#### WHAT IS REQUIRED:
Take the entries below and reproduce them word for word.

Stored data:
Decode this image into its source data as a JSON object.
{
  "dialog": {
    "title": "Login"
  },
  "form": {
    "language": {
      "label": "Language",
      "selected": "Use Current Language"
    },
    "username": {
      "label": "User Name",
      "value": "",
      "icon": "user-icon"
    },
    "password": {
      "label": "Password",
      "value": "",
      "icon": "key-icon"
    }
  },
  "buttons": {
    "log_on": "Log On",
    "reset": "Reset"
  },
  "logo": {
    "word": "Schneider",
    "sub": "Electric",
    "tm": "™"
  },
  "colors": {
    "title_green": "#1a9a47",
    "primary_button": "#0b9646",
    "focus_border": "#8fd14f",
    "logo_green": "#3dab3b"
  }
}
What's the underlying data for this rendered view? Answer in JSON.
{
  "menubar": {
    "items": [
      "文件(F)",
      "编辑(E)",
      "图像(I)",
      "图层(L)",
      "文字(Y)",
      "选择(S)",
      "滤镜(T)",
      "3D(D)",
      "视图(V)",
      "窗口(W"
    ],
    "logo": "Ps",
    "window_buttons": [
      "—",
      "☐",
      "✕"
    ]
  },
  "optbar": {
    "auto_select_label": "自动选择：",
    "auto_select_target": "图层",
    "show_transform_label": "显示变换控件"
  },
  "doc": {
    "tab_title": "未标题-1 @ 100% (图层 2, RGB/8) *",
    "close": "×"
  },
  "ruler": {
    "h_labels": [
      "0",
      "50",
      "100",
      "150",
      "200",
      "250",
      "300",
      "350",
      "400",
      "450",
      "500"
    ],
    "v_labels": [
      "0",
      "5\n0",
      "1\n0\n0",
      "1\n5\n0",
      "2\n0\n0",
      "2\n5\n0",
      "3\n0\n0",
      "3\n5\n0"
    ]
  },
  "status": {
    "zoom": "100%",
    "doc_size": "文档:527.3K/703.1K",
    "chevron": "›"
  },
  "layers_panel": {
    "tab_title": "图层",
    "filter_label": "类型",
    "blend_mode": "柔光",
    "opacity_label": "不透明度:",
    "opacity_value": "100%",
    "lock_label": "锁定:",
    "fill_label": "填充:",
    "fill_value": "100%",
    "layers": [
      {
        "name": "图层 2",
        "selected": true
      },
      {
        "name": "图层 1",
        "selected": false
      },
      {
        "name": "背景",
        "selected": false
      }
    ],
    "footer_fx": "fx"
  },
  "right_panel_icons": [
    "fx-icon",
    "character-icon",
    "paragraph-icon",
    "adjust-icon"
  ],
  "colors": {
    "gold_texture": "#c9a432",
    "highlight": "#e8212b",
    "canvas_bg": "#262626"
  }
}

#### FINISHED TASK:
Decode this image into its source data as a JSON object.
{
  "dialog": {
    "title": "Login"
  },
  "form": {
    "language": {
      "label": "Language",
      "selected": "Use Current Language"
    },
    "username": {
      "label": "User Name",
      "value": "",
      "icon": "user-icon"
    },
    "password": {
      "label": "Password",
      "value": "",
      "icon": "key-icon"
    }
  },
  "buttons": {
    "log_on": "Log On",
    "reset": "Reset"
  },
  "logo": {
    "word": "Schneider",
    "sub": "Electric",
    "tm": "™"
  },
  "colors": {
    "title_green": "#1a9a47",
    "primary_button": "#0b9646",
    "focus_border": "#8fd14f",
    "logo_green": "#3dab3b"
  }
}
What's the underlying data for this rendered view? Answer in JSON.
{
  "menubar": {
    "items": [
      "文件(F)",
      "编辑(E)",
      "图像(I)",
      "图层(L)",
      "文字(Y)",
      "选择(S)",
      "滤镜(T)",
      "3D(D)",
      "视图(V)",
      "窗口(W"
    ],
    "logo": "Ps",
    "window_buttons": [
      "—",
      "☐",
      "✕"
    ]
  },
  "optbar": {
    "auto_select_label": "自动选择：",
    "auto_select_target": "图层",
    "show_transform_label": "显示变换控件"
  },
  "doc": {
    "tab_title": "未标题-1 @ 100% (图层 2, RGB/8) *",
    "close": "×"
  },
  "ruler": {
    "h_labels": [
      "0",
      "50",
      "100",
      "150",
      "200",
      "250",
      "300",
      "350",
      "400",
      "450",
      "500"
    ],
    "v_labels": [
      "0",
      "5\n0",
      "1\n0\n0",
      "1\n5\n0",
      "2\n0\n0",
      "2\n5\n0",
      "3\n0\n0",
      "3\n5\n0"
    ]
  },
  "status": {
    "zoom": "100%",
    "doc_size": "文档:527.3K/703.1K",
    "chevron": "›"
  },
  "layers_panel": {
    "tab_title": "图层",
    "filter_label": "类型",
    "blend_mode": "柔光",
    "opacity_label": "不透明度:",
    "opacity_value": "100%",
    "lock_label": "锁定:",
    "fill_label": "填充:",
    "fill_value": "100%",
    "layers": [
      {
        "name": "图层 2",
        "selected": true
      },
      {
        "name": "图层 1",
        "selected": false
      },
      {
        "name": "背景",
        "selected": false
      }
    ],
    "footer_fx": "fx"
  },
  "right_panel_icons": [
    "fx-icon",
    "character-icon",
    "paragraph-icon",
    "adjust-icon"
  ],
  "colors": {
    "gold_texture": "#c9a432",
    "highlight": "#e8212b",
    "canvas_bg": "#262626"
  }
}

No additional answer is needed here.